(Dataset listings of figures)
*****

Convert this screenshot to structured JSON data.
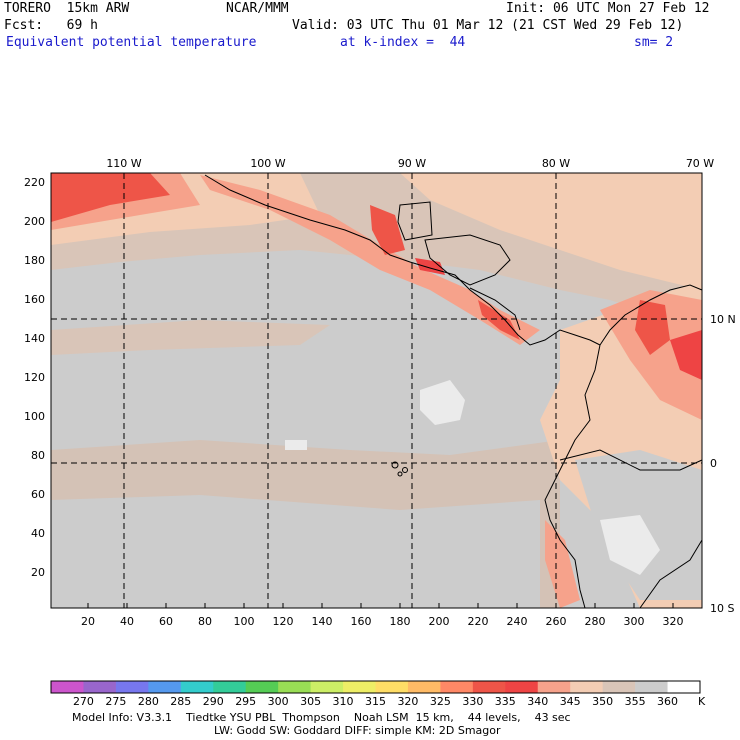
{
  "header": {
    "model": "TORERO  15km ARW",
    "center": "NCAR/MMM",
    "init": "Init: 06 UTC Mon 27 Feb 12",
    "fcst": "Fcst:   69 h",
    "valid": "Valid: 03 UTC Thu 01 Mar 12 (21 CST Wed 29 Feb 12)",
    "field": "Equivalent potential temperature",
    "level": "at k-index =  44",
    "smooth": "sm= 2"
  },
  "map": {
    "lon_labels": [
      "110 W",
      "100 W",
      "90 W",
      "80 W",
      "70 W"
    ],
    "lat_labels": [
      "10 N",
      "0",
      "10 S"
    ],
    "x_ticks": [
      "20",
      "40",
      "60",
      "80",
      "100",
      "120",
      "140",
      "160",
      "180",
      "200",
      "220",
      "240",
      "260",
      "280",
      "300",
      "320"
    ],
    "y_ticks": [
      "20",
      "40",
      "60",
      "80",
      "100",
      "120",
      "140",
      "160",
      "180",
      "200",
      "220"
    ],
    "colors": {
      "ocean_gray": "#cccccc",
      "warm_tan": "#d9c5b8",
      "peach": "#f3cdb4",
      "salmon": "#f6a28b",
      "red": "#ee5548",
      "bright_red": "#e83a3a",
      "white_patch": "#ebebeb"
    }
  },
  "colorbar": {
    "labels": [
      "270",
      "275",
      "280",
      "285",
      "290",
      "295",
      "300",
      "305",
      "310",
      "315",
      "320",
      "325",
      "330",
      "335",
      "340",
      "345",
      "350",
      "355",
      "360"
    ],
    "unit": "K",
    "colors": [
      "#cc55cc",
      "#9966cc",
      "#7777ee",
      "#5599ee",
      "#33cccc",
      "#33cc99",
      "#55cc55",
      "#99dd55",
      "#ccee66",
      "#eeee66",
      "#ffdd66",
      "#ffbb66",
      "#ff8866",
      "#ee5548",
      "#ee4444",
      "#f6a28b",
      "#f3cdb4",
      "#d9c5b8",
      "#cccccc",
      "#ffffff"
    ]
  },
  "footer": {
    "line1": "Model Info: V3.3.1    Tiedtke YSU PBL  Thompson    Noah LSM  15 km,    44 levels,    43 sec",
    "line2": "LW: Godd SW: Goddard DIFF: simple KM: 2D Smagor"
  }
}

*****

■ EXERCISE TASK: Return the whole listing, word for word, and leave out every picture.

■ ANSWER TO THE EXERCISE:
Convert this screenshot to structured JSON data.
{
  "header": {
    "model": "TORERO  15km ARW",
    "center": "NCAR/MMM",
    "init": "Init: 06 UTC Mon 27 Feb 12",
    "fcst": "Fcst:   69 h",
    "valid": "Valid: 03 UTC Thu 01 Mar 12 (21 CST Wed 29 Feb 12)",
    "field": "Equivalent potential temperature",
    "level": "at k-index =  44",
    "smooth": "sm= 2"
  },
  "map": {
    "lon_labels": [
      "110 W",
      "100 W",
      "90 W",
      "80 W",
      "70 W"
    ],
    "lat_labels": [
      "10 N",
      "0",
      "10 S"
    ],
    "x_ticks": [
      "20",
      "40",
      "60",
      "80",
      "100",
      "120",
      "140",
      "160",
      "180",
      "200",
      "220",
      "240",
      "260",
      "280",
      "300",
      "320"
    ],
    "y_ticks": [
      "20",
      "40",
      "60",
      "80",
      "100",
      "120",
      "140",
      "160",
      "180",
      "200",
      "220"
    ],
    "colors": {
      "ocean_gray": "#cccccc",
      "warm_tan": "#d9c5b8",
      "peach": "#f3cdb4",
      "salmon": "#f6a28b",
      "red": "#ee5548",
      "bright_red": "#e83a3a",
      "white_patch": "#ebebeb"
    }
  },
  "colorbar": {
    "labels": [
      "270",
      "275",
      "280",
      "285",
      "290",
      "295",
      "300",
      "305",
      "310",
      "315",
      "320",
      "325",
      "330",
      "335",
      "340",
      "345",
      "350",
      "355",
      "360"
    ],
    "unit": "K",
    "colors": [
      "#cc55cc",
      "#9966cc",
      "#7777ee",
      "#5599ee",
      "#33cccc",
      "#33cc99",
      "#55cc55",
      "#99dd55",
      "#ccee66",
      "#eeee66",
      "#ffdd66",
      "#ffbb66",
      "#ff8866",
      "#ee5548",
      "#ee4444",
      "#f6a28b",
      "#f3cdb4",
      "#d9c5b8",
      "#cccccc",
      "#ffffff"
    ]
  },
  "footer": {
    "line1": "Model Info: V3.3.1    Tiedtke YSU PBL  Thompson    Noah LSM  15 km,    44 levels,    43 sec",
    "line2": "LW: Godd SW: Goddard DIFF: simple KM: 2D Smagor"
  }
}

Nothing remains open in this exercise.